* **DATASET RECORDS**:
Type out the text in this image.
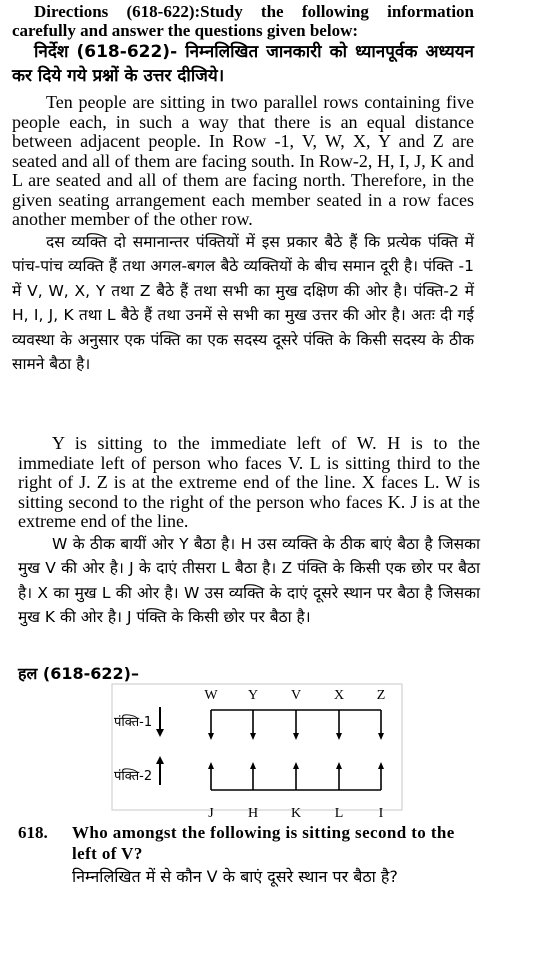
Directions (618-622):Study the following information carefully and answer the questions given below:

निर्देश (618-622)- निम्नलिखित जानकारी को ध्यानपूर्वक अध्ययन कर दिये गये प्रश्नों के उत्तर दीजिये।

Ten people are sitting in two parallel rows containing five people each, in such a way that there is an equal distance between adjacent people. In Row -1, V, W, X, Y and Z are seated and all of them are facing south. In Row-2, H, I, J, K and L are seated and all of them are facing north. Therefore, in the given seating arrangement each member seated in a row faces another member of the other row.

दस व्यक्ति दो समानान्तर पंक्तियों में इस प्रकार बैठे हैं कि प्रत्येक पंक्ति में पांच-पांच व्यक्ति हैं तथा अगल-बगल बैठे व्यक्तियों के बीच समान दूरी है। पंक्ति -1 में V, W, X, Y तथा Z बैठे हैं तथा सभी का मुख दक्षिण की ओर है। पंक्ति-2 में H, I, J, K तथा L बैठे हैं तथा उनमें से सभी का मुख उत्तर की ओर है। अतः दी गई व्यवस्था के अनुसार एक पंक्ति का एक सदस्य दूसरे पंक्ति के किसी सदस्य के ठीक सामने बैठा है।

Y is sitting to the immediate left of W. H is to the immediate left of person who faces V. L is sitting third to the right of J. Z is at the extreme end of the line. X faces L. W is sitting second to the right of the person who faces K. J is at the extreme end of the line.

W के ठीक बायीं ओर Y बैठा है। H उस व्यक्ति के ठीक बाएं बैठा है जिसका मुख V की ओर है। J के दाएं तीसरा L बैठा है। Z पंक्ति के किसी एक छोर पर बैठा है। X का मुख L की ओर है। W उस व्यक्ति के दाएं दूसरे स्थान पर बैठा है जिसका मुख K की ओर है। J पंक्ति के किसी छोर पर बैठा है।

हल (618-622)–
पंक्ति-1
पंक्ति-2
W Y V X Z
J H K L	I
618.	Who amongst the following is sitting second to the left of V?
निम्नलिखित में से कौन V के बाएं दूसरे स्थान पर बैठा है?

* **WHAT THIS TASK INVOLVES**:
Copy all lines from the listing that contain "left".

* **EXPECTED ANSWER**:
Y is sitting to the immediate left of W. H is to the immediate left of person who faces V. L is sitting third to the right of J. Z is at the extreme end of the line. X faces L. W is sitting second to the right of the person who faces K. J is at the extreme end of the line.
618.	Who amongst the following is sitting second to the left of V?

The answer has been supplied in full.